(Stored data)
= = =

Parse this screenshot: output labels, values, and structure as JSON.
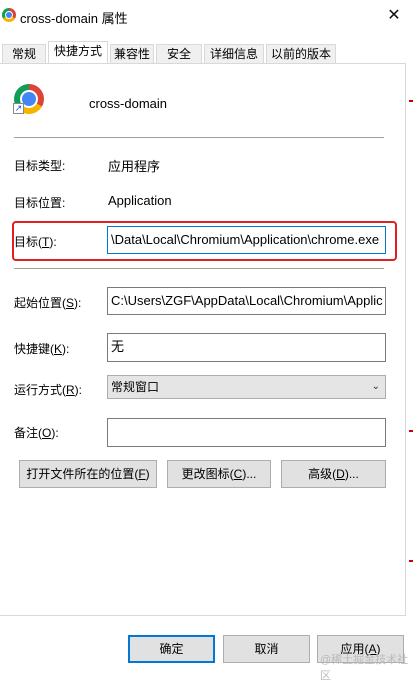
{
  "window": {
    "title": "cross-domain 属性",
    "close_glyph": "✕"
  },
  "tabs": [
    {
      "label": "常规"
    },
    {
      "label": "快捷方式"
    },
    {
      "label": "兼容性"
    },
    {
      "label": "安全"
    },
    {
      "label": "详细信息"
    },
    {
      "label": "以前的版本"
    }
  ],
  "active_tab": "快捷方式",
  "header": {
    "shortcut_name": "cross-domain",
    "icon": "chromium-icon"
  },
  "fields": {
    "target_type_label": "目标类型:",
    "target_type_value": "应用程序",
    "target_location_label": "目标位置:",
    "target_location_value": "Application",
    "target_label_pre": "目标(",
    "target_label_key": "T",
    "target_label_post": "):",
    "target_value": "\\Data\\Local\\Chromium\\Application\\chrome.exe",
    "start_in_label_pre": "起始位置(",
    "start_in_label_key": "S",
    "start_in_label_post": "):",
    "start_in_value": "C:\\Users\\ZGF\\AppData\\Local\\Chromium\\Applic",
    "hotkey_label_pre": "快捷键(",
    "hotkey_label_key": "K",
    "hotkey_label_post": "):",
    "hotkey_value": "无",
    "run_label_pre": "运行方式(",
    "run_label_key": "R",
    "run_label_post": "):",
    "run_value": "常规窗口",
    "comment_label_pre": "备注(",
    "comment_label_key": "O",
    "comment_label_post": "):",
    "comment_value": ""
  },
  "action_buttons": {
    "open_location_pre": "打开文件所在的位置(",
    "open_location_key": "F",
    "open_location_post": ")",
    "change_icon_pre": "更改图标(",
    "change_icon_key": "C",
    "change_icon_post": ")...",
    "advanced_pre": "高级(",
    "advanced_key": "D",
    "advanced_post": ")..."
  },
  "footer": {
    "ok": "确定",
    "cancel": "取消",
    "apply_pre": "应用(",
    "apply_key": "A",
    "apply_post": ")"
  },
  "watermark": "@稀土掘金技术社区",
  "colors": {
    "highlight": "#e02020",
    "focus": "#0078d7"
  }
}
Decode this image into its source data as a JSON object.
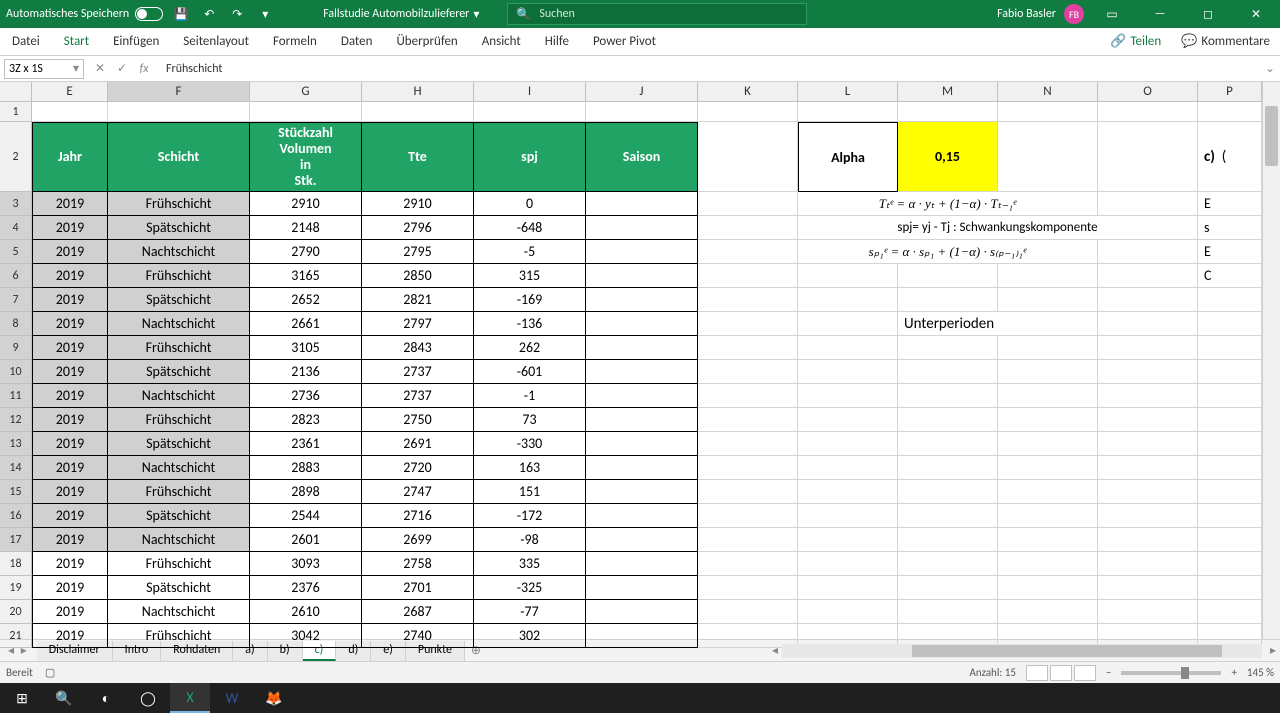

= = =

__What is asked__
Determine the count of lines in the data above with the string "domain" in them, and give that count alone.

__Problem solution__
2